Find the string "Swell" in the entries and copy each line that has it.
■ ■ ■ ■ ■ ■ ■
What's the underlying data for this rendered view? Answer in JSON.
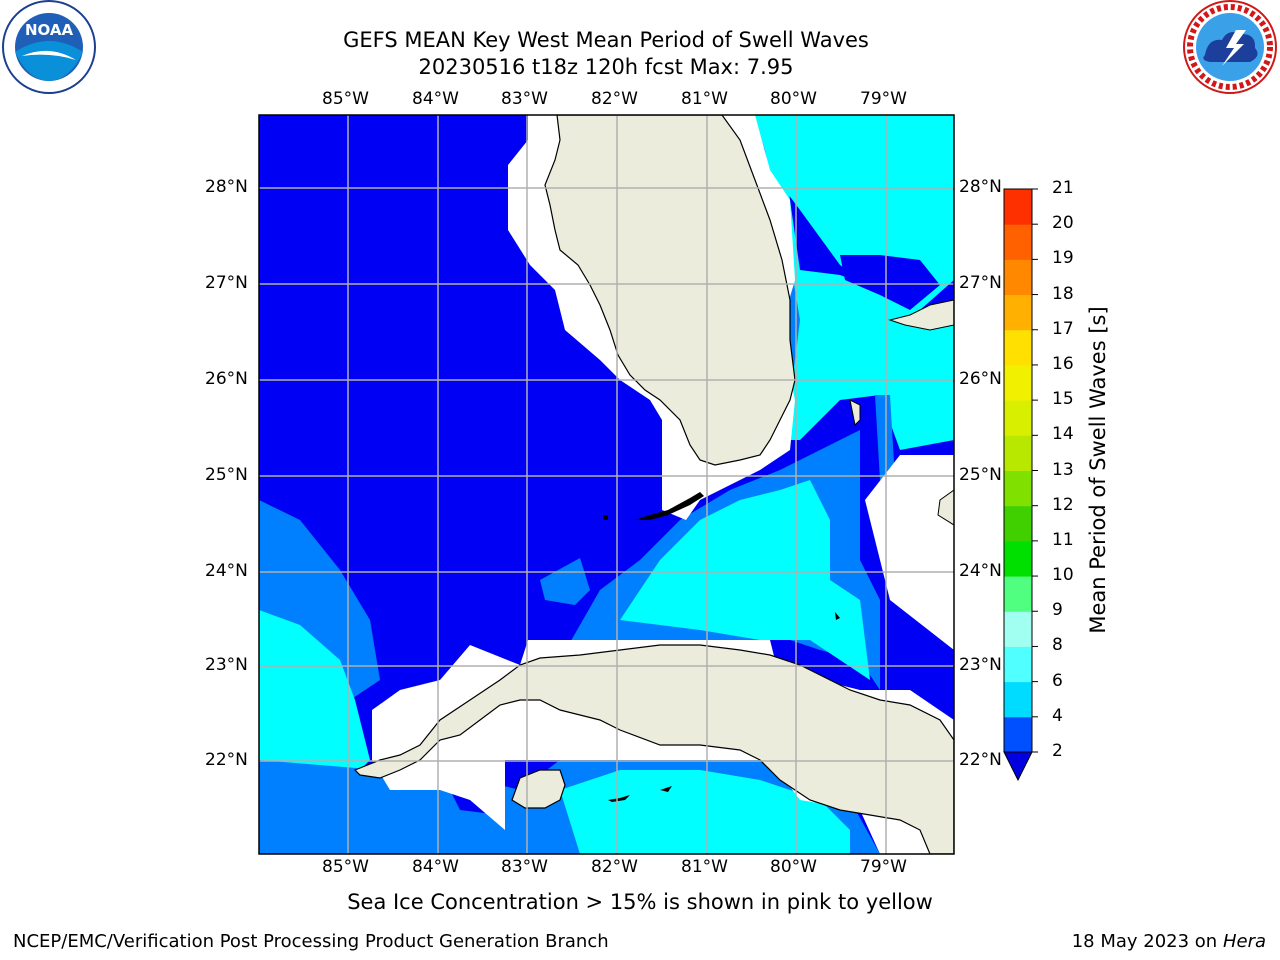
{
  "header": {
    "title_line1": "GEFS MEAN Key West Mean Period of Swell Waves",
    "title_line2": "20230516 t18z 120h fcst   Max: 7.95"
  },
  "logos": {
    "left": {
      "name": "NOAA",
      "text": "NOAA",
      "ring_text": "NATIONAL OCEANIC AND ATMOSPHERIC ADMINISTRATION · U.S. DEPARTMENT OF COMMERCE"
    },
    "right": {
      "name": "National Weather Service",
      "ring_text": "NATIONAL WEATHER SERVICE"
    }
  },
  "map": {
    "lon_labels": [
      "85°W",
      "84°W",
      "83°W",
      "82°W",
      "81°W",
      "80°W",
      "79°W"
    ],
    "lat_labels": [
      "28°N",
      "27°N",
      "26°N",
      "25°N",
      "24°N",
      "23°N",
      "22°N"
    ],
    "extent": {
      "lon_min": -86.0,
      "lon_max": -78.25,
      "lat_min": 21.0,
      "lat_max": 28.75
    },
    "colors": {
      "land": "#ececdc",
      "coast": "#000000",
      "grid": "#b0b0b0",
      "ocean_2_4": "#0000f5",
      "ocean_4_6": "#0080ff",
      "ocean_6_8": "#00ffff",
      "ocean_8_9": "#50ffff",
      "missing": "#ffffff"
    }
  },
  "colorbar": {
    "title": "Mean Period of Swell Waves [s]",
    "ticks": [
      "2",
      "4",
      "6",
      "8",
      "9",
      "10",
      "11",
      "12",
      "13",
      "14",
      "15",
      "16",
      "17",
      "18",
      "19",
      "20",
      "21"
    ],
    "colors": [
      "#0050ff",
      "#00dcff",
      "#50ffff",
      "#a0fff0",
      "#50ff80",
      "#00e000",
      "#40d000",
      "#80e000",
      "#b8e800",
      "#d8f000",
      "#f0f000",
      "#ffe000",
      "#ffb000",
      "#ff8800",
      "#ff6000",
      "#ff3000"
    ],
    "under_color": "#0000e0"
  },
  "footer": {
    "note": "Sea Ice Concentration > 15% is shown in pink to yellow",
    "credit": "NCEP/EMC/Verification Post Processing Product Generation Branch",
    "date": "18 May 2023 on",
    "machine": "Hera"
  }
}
■ ■ ■ ■ ■ ■ ■
▶ The answer
    "title_line1": "GEFS MEAN Key West Mean Period of Swell Waves",
    "title": "Mean Period of Swell Waves [s]",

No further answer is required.